# [Goal]
Write out every entry exactly as it appears.

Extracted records
>>>>>

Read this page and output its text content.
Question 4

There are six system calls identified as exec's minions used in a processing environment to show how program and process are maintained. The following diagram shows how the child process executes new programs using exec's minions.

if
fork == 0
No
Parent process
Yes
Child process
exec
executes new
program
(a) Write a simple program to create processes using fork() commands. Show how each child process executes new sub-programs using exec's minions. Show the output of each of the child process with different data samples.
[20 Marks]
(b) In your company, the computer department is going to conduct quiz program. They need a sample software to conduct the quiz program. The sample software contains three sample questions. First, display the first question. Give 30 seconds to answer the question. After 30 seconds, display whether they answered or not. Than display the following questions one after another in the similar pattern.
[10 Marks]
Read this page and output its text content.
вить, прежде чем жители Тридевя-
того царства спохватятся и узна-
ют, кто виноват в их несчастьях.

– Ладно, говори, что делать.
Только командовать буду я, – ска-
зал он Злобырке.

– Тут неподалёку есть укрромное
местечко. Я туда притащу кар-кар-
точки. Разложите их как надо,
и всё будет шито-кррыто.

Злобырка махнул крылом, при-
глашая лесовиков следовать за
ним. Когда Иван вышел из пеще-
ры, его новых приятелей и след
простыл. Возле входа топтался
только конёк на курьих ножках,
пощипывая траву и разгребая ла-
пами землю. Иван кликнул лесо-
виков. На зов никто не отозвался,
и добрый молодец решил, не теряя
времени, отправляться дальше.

<<<<<

# [Task output]
Read this page and output its text content.
Question 4

There are six system calls identified as exec's minions used in a processing environment to show how program and process are maintained. The following diagram shows how the child process executes new programs using exec's minions.

if
fork == 0
No
Parent process
Yes
Child process
exec
executes new
program
(a) Write a simple program to create processes using fork() commands. Show how each child process executes new sub-programs using exec's minions. Show the output of each of the child process with different data samples.
[20 Marks]
(b) In your company, the computer department is going to conduct quiz program. They need a sample software to conduct the quiz program. The sample software contains three sample questions. First, display the first question. Give 30 seconds to answer the question. After 30 seconds, display whether they answered or not. Than display the following questions one after another in the similar pattern.
[10 Marks]
Read this page and output its text content.
вить, прежде чем жители Тридевя-
того царства спохватятся и узна-
ют, кто виноват в их несчастьях.

– Ладно, говори, что делать.
Только командовать буду я, – ска-
зал он Злобырке.

– Тут неподалёку есть укрромное
местечко. Я туда притащу кар-кар-
точки. Разложите их как надо,
и всё будет шито-кррыто.

Злобырка махнул крылом, при-
глашая лесовиков следовать за
ним. Когда Иван вышел из пеще-
ры, его новых приятелей и след
простыл. Возле входа топтался
только конёк на курьих ножках,
пощипывая траву и разгребая ла-
пами землю. Иван кликнул лесо-
виков. На зов никто не отозвался,
и добрый молодец решил, не теряя
времени, отправляться дальше.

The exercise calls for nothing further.